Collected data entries

----

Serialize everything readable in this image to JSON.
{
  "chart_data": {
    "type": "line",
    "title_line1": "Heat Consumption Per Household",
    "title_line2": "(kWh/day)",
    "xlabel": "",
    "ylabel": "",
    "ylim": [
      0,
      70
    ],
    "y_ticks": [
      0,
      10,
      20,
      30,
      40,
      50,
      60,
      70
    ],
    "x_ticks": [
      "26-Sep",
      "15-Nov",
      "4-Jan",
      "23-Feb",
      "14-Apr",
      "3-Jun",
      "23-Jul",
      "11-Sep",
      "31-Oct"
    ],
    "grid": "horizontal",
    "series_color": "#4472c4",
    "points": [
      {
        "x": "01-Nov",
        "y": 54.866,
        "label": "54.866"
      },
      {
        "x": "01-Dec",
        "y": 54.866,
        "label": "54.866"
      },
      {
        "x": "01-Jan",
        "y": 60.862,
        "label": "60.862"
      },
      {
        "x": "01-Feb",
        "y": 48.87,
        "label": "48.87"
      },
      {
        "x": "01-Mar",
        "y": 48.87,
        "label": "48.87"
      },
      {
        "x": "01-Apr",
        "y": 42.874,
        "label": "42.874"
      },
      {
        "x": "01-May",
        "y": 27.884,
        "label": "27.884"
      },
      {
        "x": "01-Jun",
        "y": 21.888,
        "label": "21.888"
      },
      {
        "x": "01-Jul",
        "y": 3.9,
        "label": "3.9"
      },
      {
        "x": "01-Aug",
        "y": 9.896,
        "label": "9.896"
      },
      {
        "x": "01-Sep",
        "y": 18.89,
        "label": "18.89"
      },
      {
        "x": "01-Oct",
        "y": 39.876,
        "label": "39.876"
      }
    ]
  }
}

----

## Stated goal
Reproduce the records word for word.

## Written response
Serialize everything readable in this image to JSON.
{
  "chart_data": {
    "type": "line",
    "title_line1": "Heat Consumption Per Household",
    "title_line2": "(kWh/day)",
    "xlabel": "",
    "ylabel": "",
    "ylim": [
      0,
      70
    ],
    "y_ticks": [
      0,
      10,
      20,
      30,
      40,
      50,
      60,
      70
    ],
    "x_ticks": [
      "26-Sep",
      "15-Nov",
      "4-Jan",
      "23-Feb",
      "14-Apr",
      "3-Jun",
      "23-Jul",
      "11-Sep",
      "31-Oct"
    ],
    "grid": "horizontal",
    "series_color": "#4472c4",
    "points": [
      {
        "x": "01-Nov",
        "y": 54.866,
        "label": "54.866"
      },
      {
        "x": "01-Dec",
        "y": 54.866,
        "label": "54.866"
      },
      {
        "x": "01-Jan",
        "y": 60.862,
        "label": "60.862"
      },
      {
        "x": "01-Feb",
        "y": 48.87,
        "label": "48.87"
      },
      {
        "x": "01-Mar",
        "y": 48.87,
        "label": "48.87"
      },
      {
        "x": "01-Apr",
        "y": 42.874,
        "label": "42.874"
      },
      {
        "x": "01-May",
        "y": 27.884,
        "label": "27.884"
      },
      {
        "x": "01-Jun",
        "y": 21.888,
        "label": "21.888"
      },
      {
        "x": "01-Jul",
        "y": 3.9,
        "label": "3.9"
      },
      {
        "x": "01-Aug",
        "y": 9.896,
        "label": "9.896"
      },
      {
        "x": "01-Sep",
        "y": 18.89,
        "label": "18.89"
      },
      {
        "x": "01-Oct",
        "y": 39.876,
        "label": "39.876"
      }
    ]
  }
}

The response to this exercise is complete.